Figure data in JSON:
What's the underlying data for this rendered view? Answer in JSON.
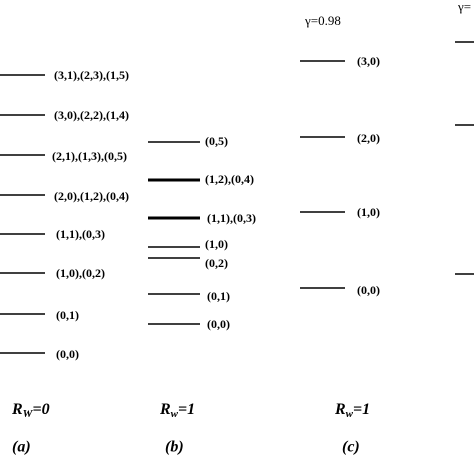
{
  "columns": [
    {
      "levels": [
        "(3,1),(2,3),(1,5)",
        "(3,0),(2,2),(1,4)",
        "(2,1),(1,3),(0,5)",
        "(2,0),(1,2),(0,4)",
        "(1,1),(0,3)",
        "(1,0),(0,2)",
        "(0,1)",
        "(0,0)"
      ],
      "footer": {
        "symbol": "R",
        "subscript": "W",
        "value": "=0"
      },
      "caption": "(a)"
    },
    {
      "levels": [
        "(0,5)",
        "(1,2),(0,4)",
        "(1,1),(0,3)",
        "(1,0)",
        "(0,2)",
        "(0,1)",
        "(0,0)"
      ],
      "footer": {
        "symbol": "R",
        "subscript": "w",
        "value": "=1"
      },
      "caption": "(b)"
    },
    {
      "gamma": "γ=0.98",
      "levels": [
        "(3,0)",
        "(2,0)",
        "(1,0)",
        "(0,0)"
      ],
      "footer": {
        "symbol": "R",
        "subscript": "w",
        "value": "=1"
      },
      "caption": "(c)"
    },
    {
      "gamma": "γ="
    }
  ]
}
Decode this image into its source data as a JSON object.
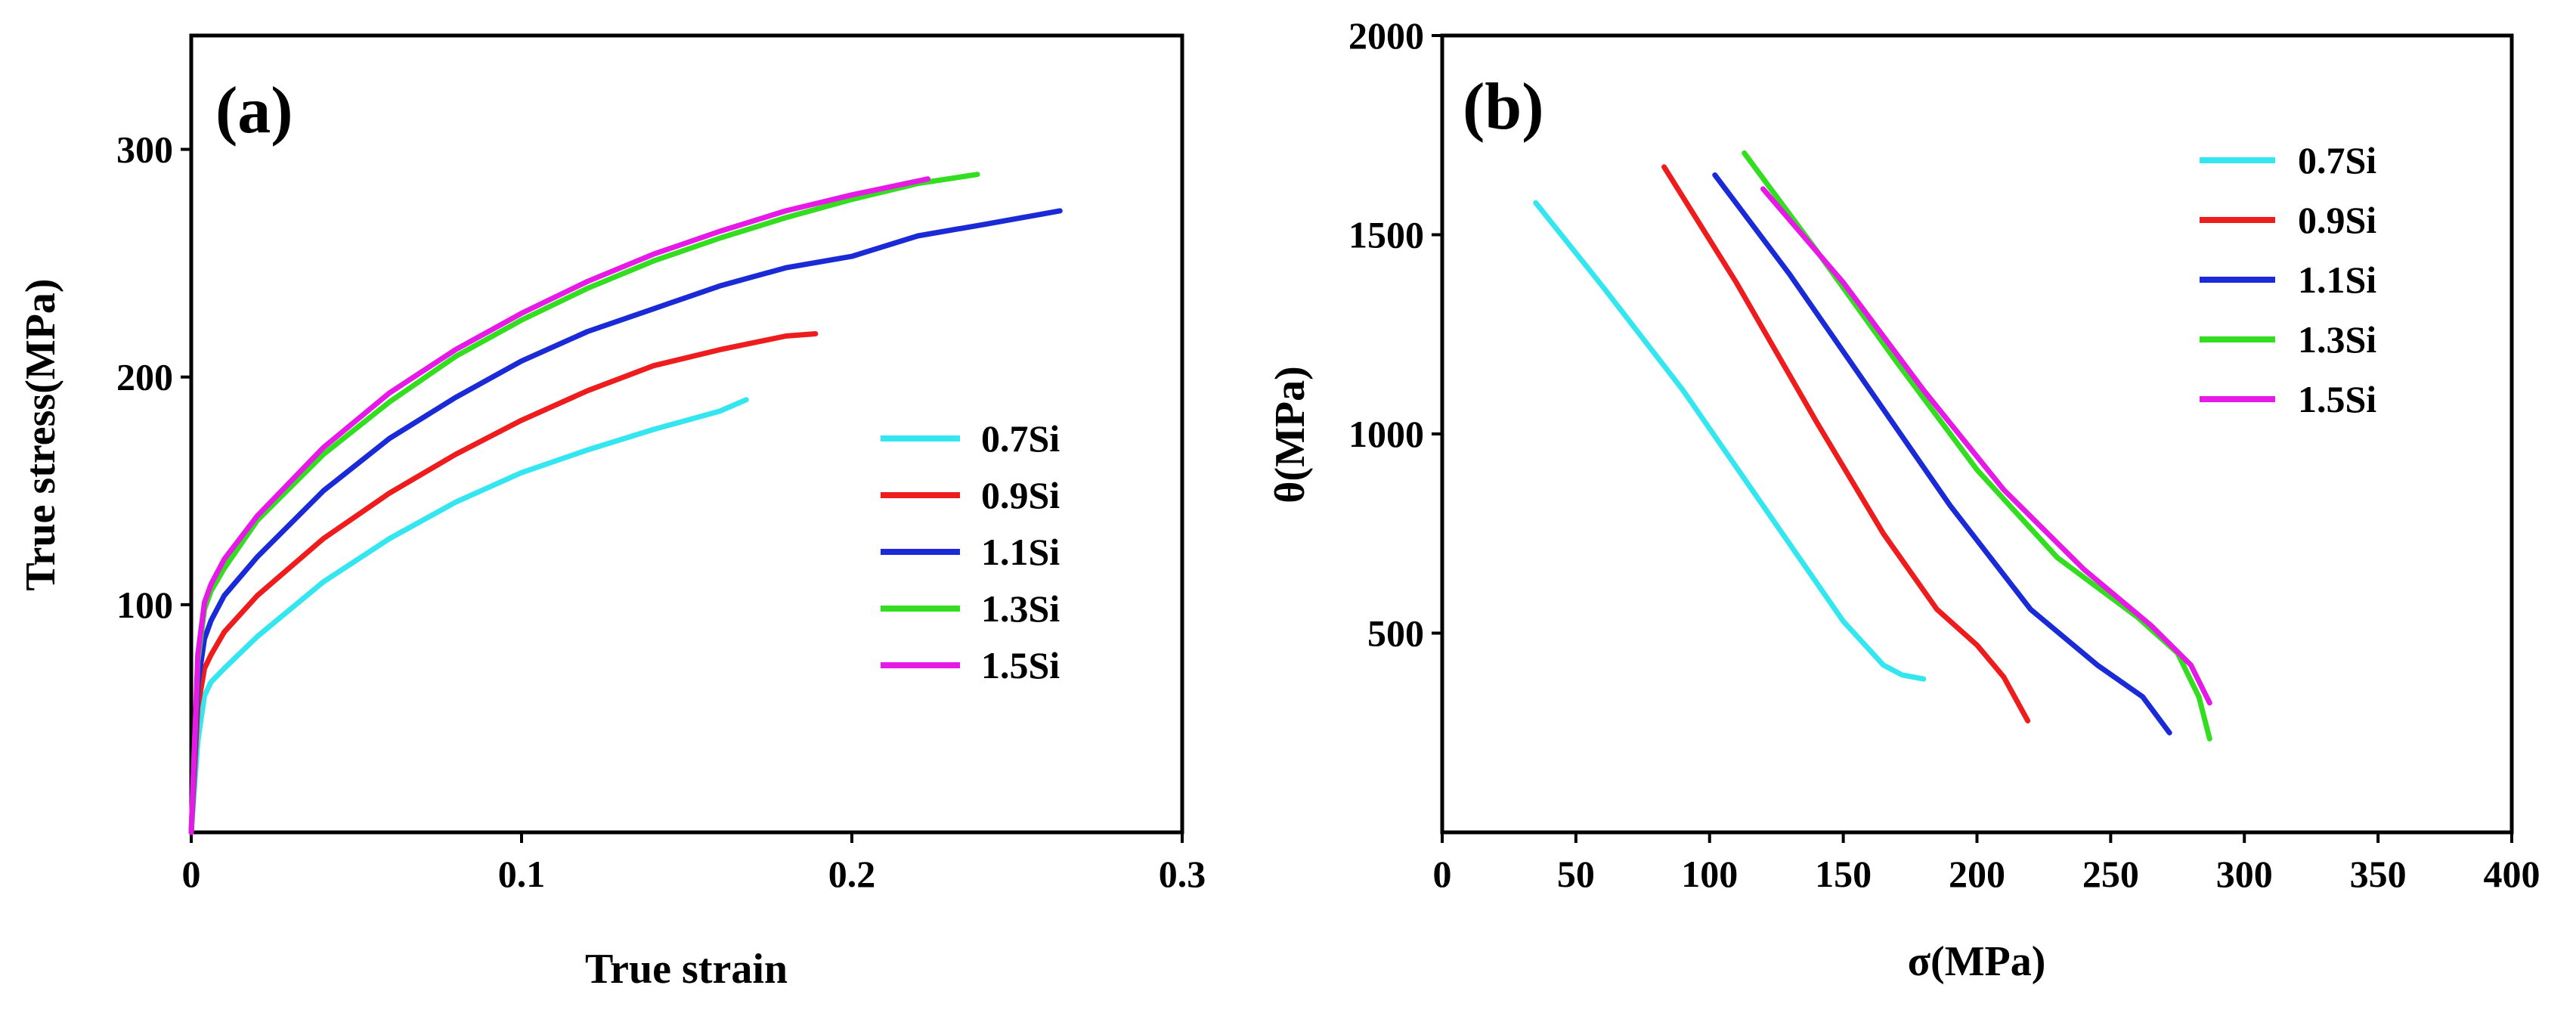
{
  "chart_data": [
    {
      "type": "line",
      "panel_label": "(a)",
      "xlabel": "True strain",
      "ylabel": "True stress(MPa)",
      "xlim": [
        0,
        0.3
      ],
      "ylim": [
        0,
        350
      ],
      "xticks": [
        0,
        0.1,
        0.2,
        0.3
      ],
      "xtick_labels": [
        "0",
        "0.1",
        "0.2",
        "0.3"
      ],
      "yticks": [
        100,
        200,
        300
      ],
      "ytick_labels": [
        "100",
        "200",
        "300"
      ],
      "grid": false,
      "legend_position": "right",
      "series": [
        {
          "name": "0.7Si",
          "color": "#33e6f0",
          "x": [
            0,
            0.002,
            0.004,
            0.006,
            0.01,
            0.02,
            0.04,
            0.06,
            0.08,
            0.1,
            0.12,
            0.14,
            0.16,
            0.168
          ],
          "y": [
            0,
            40,
            60,
            66,
            72,
            86,
            110,
            129,
            145,
            158,
            168,
            177,
            185,
            190
          ]
        },
        {
          "name": "0.9Si",
          "color": "#ee1c1c",
          "x": [
            0,
            0.002,
            0.004,
            0.006,
            0.01,
            0.02,
            0.04,
            0.06,
            0.08,
            0.1,
            0.12,
            0.14,
            0.16,
            0.18,
            0.189
          ],
          "y": [
            0,
            55,
            72,
            78,
            88,
            104,
            129,
            149,
            166,
            181,
            194,
            205,
            212,
            218,
            219
          ]
        },
        {
          "name": "1.1Si",
          "color": "#1a2ad6",
          "x": [
            0,
            0.002,
            0.004,
            0.006,
            0.01,
            0.02,
            0.04,
            0.06,
            0.08,
            0.1,
            0.12,
            0.14,
            0.16,
            0.18,
            0.2,
            0.22,
            0.24,
            0.263
          ],
          "y": [
            0,
            65,
            85,
            93,
            104,
            121,
            150,
            173,
            191,
            207,
            220,
            230,
            240,
            248,
            253,
            262,
            267,
            273
          ]
        },
        {
          "name": "1.3Si",
          "color": "#33dd1f",
          "x": [
            0,
            0.002,
            0.004,
            0.006,
            0.01,
            0.02,
            0.04,
            0.06,
            0.08,
            0.1,
            0.12,
            0.14,
            0.16,
            0.18,
            0.2,
            0.22,
            0.238
          ],
          "y": [
            0,
            75,
            98,
            106,
            116,
            137,
            166,
            189,
            209,
            225,
            239,
            251,
            261,
            270,
            278,
            285,
            289
          ]
        },
        {
          "name": "1.5Si",
          "color": "#e619e6",
          "x": [
            0,
            0.002,
            0.004,
            0.006,
            0.01,
            0.02,
            0.04,
            0.06,
            0.08,
            0.1,
            0.12,
            0.14,
            0.16,
            0.18,
            0.2,
            0.223
          ],
          "y": [
            0,
            78,
            101,
            109,
            120,
            139,
            169,
            193,
            212,
            228,
            242,
            254,
            264,
            273,
            280,
            287
          ]
        }
      ]
    },
    {
      "type": "line",
      "panel_label": "(b)",
      "xlabel": "σ(MPa)",
      "ylabel": "θ(MPa)",
      "xlim": [
        0,
        400
      ],
      "ylim": [
        0,
        2000
      ],
      "xticks": [
        0,
        50,
        100,
        150,
        200,
        250,
        300,
        350,
        400
      ],
      "xtick_labels": [
        "0",
        "50",
        "100",
        "150",
        "200",
        "250",
        "300",
        "350",
        "400"
      ],
      "yticks": [
        500,
        1000,
        1500,
        2000
      ],
      "ytick_labels": [
        "500",
        "1000",
        "1500",
        "2000"
      ],
      "grid": false,
      "legend_position": "top-right",
      "series": [
        {
          "name": "0.7Si",
          "color": "#33e6f0",
          "x": [
            35,
            60,
            90,
            120,
            150,
            165,
            172,
            180
          ],
          "y": [
            1580,
            1370,
            1110,
            820,
            530,
            420,
            395,
            385
          ]
        },
        {
          "name": "0.9Si",
          "color": "#ee1c1c",
          "x": [
            83,
            110,
            140,
            165,
            185,
            200,
            210,
            219
          ],
          "y": [
            1670,
            1380,
            1030,
            750,
            560,
            470,
            390,
            280
          ]
        },
        {
          "name": "1.1Si",
          "color": "#1a2ad6",
          "x": [
            102,
            130,
            160,
            190,
            220,
            245,
            262,
            272
          ],
          "y": [
            1650,
            1400,
            1110,
            820,
            560,
            420,
            340,
            250
          ]
        },
        {
          "name": "1.3Si",
          "color": "#33dd1f",
          "x": [
            113,
            140,
            170,
            200,
            230,
            260,
            275,
            283,
            287
          ],
          "y": [
            1705,
            1460,
            1180,
            910,
            690,
            540,
            450,
            340,
            235
          ]
        },
        {
          "name": "1.5Si",
          "color": "#e619e6",
          "x": [
            120,
            150,
            180,
            210,
            240,
            265,
            280,
            287
          ],
          "y": [
            1615,
            1380,
            1110,
            860,
            660,
            520,
            420,
            325
          ]
        }
      ]
    }
  ]
}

DESCRIPTION OF THE TASK:
Leave out the pictures and reproduce the rest of the listing exactly.

ANSWER:
What's the underlying data for this rendered view? Answer in JSON.
{
  "columns": [
    {
      "levels": [
        "(3,1),(2,3),(1,5)",
        "(3,0),(2,2),(1,4)",
        "(2,1),(1,3),(0,5)",
        "(2,0),(1,2),(0,4)",
        "(1,1),(0,3)",
        "(1,0),(0,2)",
        "(0,1)",
        "(0,0)"
      ],
      "footer": {
        "symbol": "R",
        "subscript": "W",
        "value": "=0"
      },
      "caption": "(a)"
    },
    {
      "levels": [
        "(0,5)",
        "(1,2),(0,4)",
        "(1,1),(0,3)",
        "(1,0)",
        "(0,2)",
        "(0,1)",
        "(0,0)"
      ],
      "footer": {
        "symbol": "R",
        "subscript": "w",
        "value": "=1"
      },
      "caption": "(b)"
    },
    {
      "gamma": "γ=0.98",
      "levels": [
        "(3,0)",
        "(2,0)",
        "(1,0)",
        "(0,0)"
      ],
      "footer": {
        "symbol": "R",
        "subscript": "w",
        "value": "=1"
      },
      "caption": "(c)"
    },
    {
      "gamma": "γ="
    }
  ]
}
Decode this image into its source data as a JSON object.
{
  "chart_data": [
    {
      "type": "line",
      "panel_label": "(a)",
      "xlabel": "True strain",
      "ylabel": "True stress(MPa)",
      "xlim": [
        0,
        0.3
      ],
      "ylim": [
        0,
        350
      ],
      "xticks": [
        0,
        0.1,
        0.2,
        0.3
      ],
      "xtick_labels": [
        "0",
        "0.1",
        "0.2",
        "0.3"
      ],
      "yticks": [
        100,
        200,
        300
      ],
      "ytick_labels": [
        "100",
        "200",
        "300"
      ],
      "grid": false,
      "legend_position": "right",
      "series": [
        {
          "name": "0.7Si",
          "color": "#33e6f0",
          "x": [
            0,
            0.002,
            0.004,
            0.006,
            0.01,
            0.02,
            0.04,
            0.06,
            0.08,
            0.1,
            0.12,
            0.14,
            0.16,
            0.168
          ],
          "y": [
            0,
            40,
            60,
            66,
            72,
            86,
            110,
            129,
            145,
            158,
            168,
            177,
            185,
            190
          ]
        },
        {
          "name": "0.9Si",
          "color": "#ee1c1c",
          "x": [
            0,
            0.002,
            0.004,
            0.006,
            0.01,
            0.02,
            0.04,
            0.06,
            0.08,
            0.1,
            0.12,
            0.14,
            0.16,
            0.18,
            0.189
          ],
          "y": [
            0,
            55,
            72,
            78,
            88,
            104,
            129,
            149,
            166,
            181,
            194,
            205,
            212,
            218,
            219
          ]
        },
        {
          "name": "1.1Si",
          "color": "#1a2ad6",
          "x": [
            0,
            0.002,
            0.004,
            0.006,
            0.01,
            0.02,
            0.04,
            0.06,
            0.08,
            0.1,
            0.12,
            0.14,
            0.16,
            0.18,
            0.2,
            0.22,
            0.24,
            0.263
          ],
          "y": [
            0,
            65,
            85,
            93,
            104,
            121,
            150,
            173,
            191,
            207,
            220,
            230,
            240,
            248,
            253,
            262,
            267,
            273
          ]
        },
        {
          "name": "1.3Si",
          "color": "#33dd1f",
          "x": [
            0,
            0.002,
            0.004,
            0.006,
            0.01,
            0.02,
            0.04,
            0.06,
            0.08,
            0.1,
            0.12,
            0.14,
            0.16,
            0.18,
            0.2,
            0.22,
            0.238
          ],
          "y": [
            0,
            75,
            98,
            106,
            116,
            137,
            166,
            189,
            209,
            225,
            239,
            251,
            261,
            270,
            278,
            285,
            289
          ]
        },
        {
          "name": "1.5Si",
          "color": "#e619e6",
          "x": [
            0,
            0.002,
            0.004,
            0.006,
            0.01,
            0.02,
            0.04,
            0.06,
            0.08,
            0.1,
            0.12,
            0.14,
            0.16,
            0.18,
            0.2,
            0.223
          ],
          "y": [
            0,
            78,
            101,
            109,
            120,
            139,
            169,
            193,
            212,
            228,
            242,
            254,
            264,
            273,
            280,
            287
          ]
        }
      ]
    },
    {
      "type": "line",
      "panel_label": "(b)",
      "xlabel": "σ(MPa)",
      "ylabel": "θ(MPa)",
      "xlim": [
        0,
        400
      ],
      "ylim": [
        0,
        2000
      ],
      "xticks": [
        0,
        50,
        100,
        150,
        200,
        250,
        300,
        350,
        400
      ],
      "xtick_labels": [
        "0",
        "50",
        "100",
        "150",
        "200",
        "250",
        "300",
        "350",
        "400"
      ],
      "yticks": [
        500,
        1000,
        1500,
        2000
      ],
      "ytick_labels": [
        "500",
        "1000",
        "1500",
        "2000"
      ],
      "grid": false,
      "legend_position": "top-right",
      "series": [
        {
          "name": "0.7Si",
          "color": "#33e6f0",
          "x": [
            35,
            60,
            90,
            120,
            150,
            165,
            172,
            180
          ],
          "y": [
            1580,
            1370,
            1110,
            820,
            530,
            420,
            395,
            385
          ]
        },
        {
          "name": "0.9Si",
          "color": "#ee1c1c",
          "x": [
            83,
            110,
            140,
            165,
            185,
            200,
            210,
            219
          ],
          "y": [
            1670,
            1380,
            1030,
            750,
            560,
            470,
            390,
            280
          ]
        },
        {
          "name": "1.1Si",
          "color": "#1a2ad6",
          "x": [
            102,
            130,
            160,
            190,
            220,
            245,
            262,
            272
          ],
          "y": [
            1650,
            1400,
            1110,
            820,
            560,
            420,
            340,
            250
          ]
        },
        {
          "name": "1.3Si",
          "color": "#33dd1f",
          "x": [
            113,
            140,
            170,
            200,
            230,
            260,
            275,
            283,
            287
          ],
          "y": [
            1705,
            1460,
            1180,
            910,
            690,
            540,
            450,
            340,
            235
          ]
        },
        {
          "name": "1.5Si",
          "color": "#e619e6",
          "x": [
            120,
            150,
            180,
            210,
            240,
            265,
            280,
            287
          ],
          "y": [
            1615,
            1380,
            1110,
            860,
            660,
            520,
            420,
            325
          ]
        }
      ]
    }
  ]
}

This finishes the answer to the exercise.